Among the entries, which lines carry the string "plain"? Copy each of them.
[start PROVIDED ENTRIES]
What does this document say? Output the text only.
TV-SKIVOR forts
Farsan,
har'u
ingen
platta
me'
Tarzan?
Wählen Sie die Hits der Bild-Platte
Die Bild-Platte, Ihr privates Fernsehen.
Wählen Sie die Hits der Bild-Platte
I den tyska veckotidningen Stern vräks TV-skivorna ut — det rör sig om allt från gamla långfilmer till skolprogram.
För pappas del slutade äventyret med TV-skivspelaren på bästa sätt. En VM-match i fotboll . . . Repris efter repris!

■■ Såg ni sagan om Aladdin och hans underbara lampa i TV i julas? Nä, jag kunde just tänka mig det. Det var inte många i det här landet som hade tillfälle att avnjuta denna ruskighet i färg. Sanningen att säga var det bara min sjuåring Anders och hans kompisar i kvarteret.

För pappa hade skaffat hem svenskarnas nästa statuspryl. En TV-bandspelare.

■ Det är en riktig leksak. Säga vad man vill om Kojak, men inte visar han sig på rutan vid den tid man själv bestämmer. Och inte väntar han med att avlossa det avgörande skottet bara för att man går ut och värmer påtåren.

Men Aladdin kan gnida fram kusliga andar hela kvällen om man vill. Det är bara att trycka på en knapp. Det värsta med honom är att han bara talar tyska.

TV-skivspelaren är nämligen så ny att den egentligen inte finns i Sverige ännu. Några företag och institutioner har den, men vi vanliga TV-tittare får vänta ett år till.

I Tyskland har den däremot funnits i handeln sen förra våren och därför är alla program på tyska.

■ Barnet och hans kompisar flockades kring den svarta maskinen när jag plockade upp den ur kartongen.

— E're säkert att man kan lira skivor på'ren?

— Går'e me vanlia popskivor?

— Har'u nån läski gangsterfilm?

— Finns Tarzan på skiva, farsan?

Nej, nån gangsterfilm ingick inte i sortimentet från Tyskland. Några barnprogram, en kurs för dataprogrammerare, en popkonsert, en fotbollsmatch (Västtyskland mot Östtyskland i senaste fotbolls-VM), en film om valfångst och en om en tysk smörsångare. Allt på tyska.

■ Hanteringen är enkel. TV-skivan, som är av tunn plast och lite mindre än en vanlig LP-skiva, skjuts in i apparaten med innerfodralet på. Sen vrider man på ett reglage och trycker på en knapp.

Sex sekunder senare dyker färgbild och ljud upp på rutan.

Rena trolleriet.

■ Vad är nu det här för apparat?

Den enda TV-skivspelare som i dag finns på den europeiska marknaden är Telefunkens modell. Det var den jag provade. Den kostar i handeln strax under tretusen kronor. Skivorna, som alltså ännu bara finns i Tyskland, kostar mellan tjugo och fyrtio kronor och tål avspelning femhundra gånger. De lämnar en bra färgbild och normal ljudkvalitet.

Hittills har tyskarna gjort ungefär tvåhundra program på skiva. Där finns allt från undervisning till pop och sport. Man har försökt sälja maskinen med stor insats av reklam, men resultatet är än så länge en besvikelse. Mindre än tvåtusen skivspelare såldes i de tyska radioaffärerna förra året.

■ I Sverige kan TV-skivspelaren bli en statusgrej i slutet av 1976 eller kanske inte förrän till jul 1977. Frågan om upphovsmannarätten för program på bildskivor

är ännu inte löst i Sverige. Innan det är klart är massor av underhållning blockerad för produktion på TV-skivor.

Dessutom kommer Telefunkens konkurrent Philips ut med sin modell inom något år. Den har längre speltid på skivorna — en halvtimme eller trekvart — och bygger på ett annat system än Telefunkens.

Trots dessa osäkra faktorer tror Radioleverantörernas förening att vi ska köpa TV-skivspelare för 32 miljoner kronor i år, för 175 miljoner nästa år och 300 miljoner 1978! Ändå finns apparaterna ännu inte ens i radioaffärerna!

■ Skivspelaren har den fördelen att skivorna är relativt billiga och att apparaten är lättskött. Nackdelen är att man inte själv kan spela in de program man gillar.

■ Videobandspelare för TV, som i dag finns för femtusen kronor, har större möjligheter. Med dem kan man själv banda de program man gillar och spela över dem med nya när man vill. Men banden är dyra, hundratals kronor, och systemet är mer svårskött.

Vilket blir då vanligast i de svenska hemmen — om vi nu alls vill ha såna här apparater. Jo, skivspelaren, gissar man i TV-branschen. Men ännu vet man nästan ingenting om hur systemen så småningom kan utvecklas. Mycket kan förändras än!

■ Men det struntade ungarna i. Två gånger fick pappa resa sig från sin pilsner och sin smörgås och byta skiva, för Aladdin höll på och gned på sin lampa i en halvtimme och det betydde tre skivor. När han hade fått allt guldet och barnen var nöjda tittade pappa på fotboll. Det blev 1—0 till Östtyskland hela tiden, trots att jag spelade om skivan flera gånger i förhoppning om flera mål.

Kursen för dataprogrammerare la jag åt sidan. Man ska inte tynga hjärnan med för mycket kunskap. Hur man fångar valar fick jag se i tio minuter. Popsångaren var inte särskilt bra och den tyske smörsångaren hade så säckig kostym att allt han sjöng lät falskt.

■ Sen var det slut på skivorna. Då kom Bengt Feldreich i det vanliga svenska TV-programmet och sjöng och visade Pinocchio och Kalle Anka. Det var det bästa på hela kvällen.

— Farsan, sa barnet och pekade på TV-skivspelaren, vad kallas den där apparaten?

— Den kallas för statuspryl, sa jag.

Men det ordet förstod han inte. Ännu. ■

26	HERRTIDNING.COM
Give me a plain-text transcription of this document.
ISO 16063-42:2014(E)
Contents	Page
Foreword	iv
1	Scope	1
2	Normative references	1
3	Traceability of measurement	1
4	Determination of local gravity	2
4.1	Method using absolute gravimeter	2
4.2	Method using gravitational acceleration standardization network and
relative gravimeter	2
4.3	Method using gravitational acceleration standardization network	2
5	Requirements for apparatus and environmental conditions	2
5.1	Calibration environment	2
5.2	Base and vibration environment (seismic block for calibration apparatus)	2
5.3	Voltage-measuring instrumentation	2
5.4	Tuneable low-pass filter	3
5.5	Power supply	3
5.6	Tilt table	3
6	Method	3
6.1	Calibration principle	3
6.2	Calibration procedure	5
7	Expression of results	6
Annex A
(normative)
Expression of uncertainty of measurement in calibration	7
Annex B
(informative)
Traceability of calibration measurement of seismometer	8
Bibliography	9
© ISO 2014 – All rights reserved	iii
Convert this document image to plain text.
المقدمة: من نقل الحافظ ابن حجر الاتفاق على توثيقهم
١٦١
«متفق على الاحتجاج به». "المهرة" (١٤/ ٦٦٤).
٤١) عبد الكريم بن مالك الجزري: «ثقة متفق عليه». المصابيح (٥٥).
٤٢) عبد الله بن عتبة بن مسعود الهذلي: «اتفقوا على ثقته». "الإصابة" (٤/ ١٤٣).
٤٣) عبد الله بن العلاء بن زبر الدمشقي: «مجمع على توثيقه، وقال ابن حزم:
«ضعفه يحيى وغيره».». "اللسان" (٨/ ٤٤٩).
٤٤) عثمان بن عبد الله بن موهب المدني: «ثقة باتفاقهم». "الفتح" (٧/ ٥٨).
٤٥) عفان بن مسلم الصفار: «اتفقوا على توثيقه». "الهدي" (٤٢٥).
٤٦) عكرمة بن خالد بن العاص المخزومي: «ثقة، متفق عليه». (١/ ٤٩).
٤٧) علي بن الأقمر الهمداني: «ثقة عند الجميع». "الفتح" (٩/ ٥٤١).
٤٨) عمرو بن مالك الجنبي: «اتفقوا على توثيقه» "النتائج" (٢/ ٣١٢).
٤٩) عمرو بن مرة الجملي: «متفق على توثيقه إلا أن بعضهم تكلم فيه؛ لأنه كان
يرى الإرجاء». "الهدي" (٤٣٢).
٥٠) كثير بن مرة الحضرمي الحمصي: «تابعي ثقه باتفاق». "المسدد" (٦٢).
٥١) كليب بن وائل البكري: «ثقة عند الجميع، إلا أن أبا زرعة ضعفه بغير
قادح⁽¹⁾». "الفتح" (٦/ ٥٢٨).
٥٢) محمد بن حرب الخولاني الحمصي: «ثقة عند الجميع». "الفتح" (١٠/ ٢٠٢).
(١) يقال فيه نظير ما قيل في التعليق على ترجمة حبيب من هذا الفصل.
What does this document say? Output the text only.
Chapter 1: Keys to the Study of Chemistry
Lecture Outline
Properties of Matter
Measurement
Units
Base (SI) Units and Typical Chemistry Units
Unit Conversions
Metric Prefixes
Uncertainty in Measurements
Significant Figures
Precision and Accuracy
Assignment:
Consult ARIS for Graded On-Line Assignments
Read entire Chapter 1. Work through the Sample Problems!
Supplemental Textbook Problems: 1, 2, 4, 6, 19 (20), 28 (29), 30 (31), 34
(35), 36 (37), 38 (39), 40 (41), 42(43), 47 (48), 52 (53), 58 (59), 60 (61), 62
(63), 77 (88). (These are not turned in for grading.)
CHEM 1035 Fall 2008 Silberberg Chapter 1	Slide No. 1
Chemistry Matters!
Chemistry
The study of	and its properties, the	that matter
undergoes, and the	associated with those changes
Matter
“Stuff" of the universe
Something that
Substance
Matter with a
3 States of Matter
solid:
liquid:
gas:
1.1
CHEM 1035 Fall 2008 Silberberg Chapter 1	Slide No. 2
[end PROVIDED ENTRIES]
### TASK OUTPUT:
Give me a plain-text transcription of this document.
Convert this document image to plain text.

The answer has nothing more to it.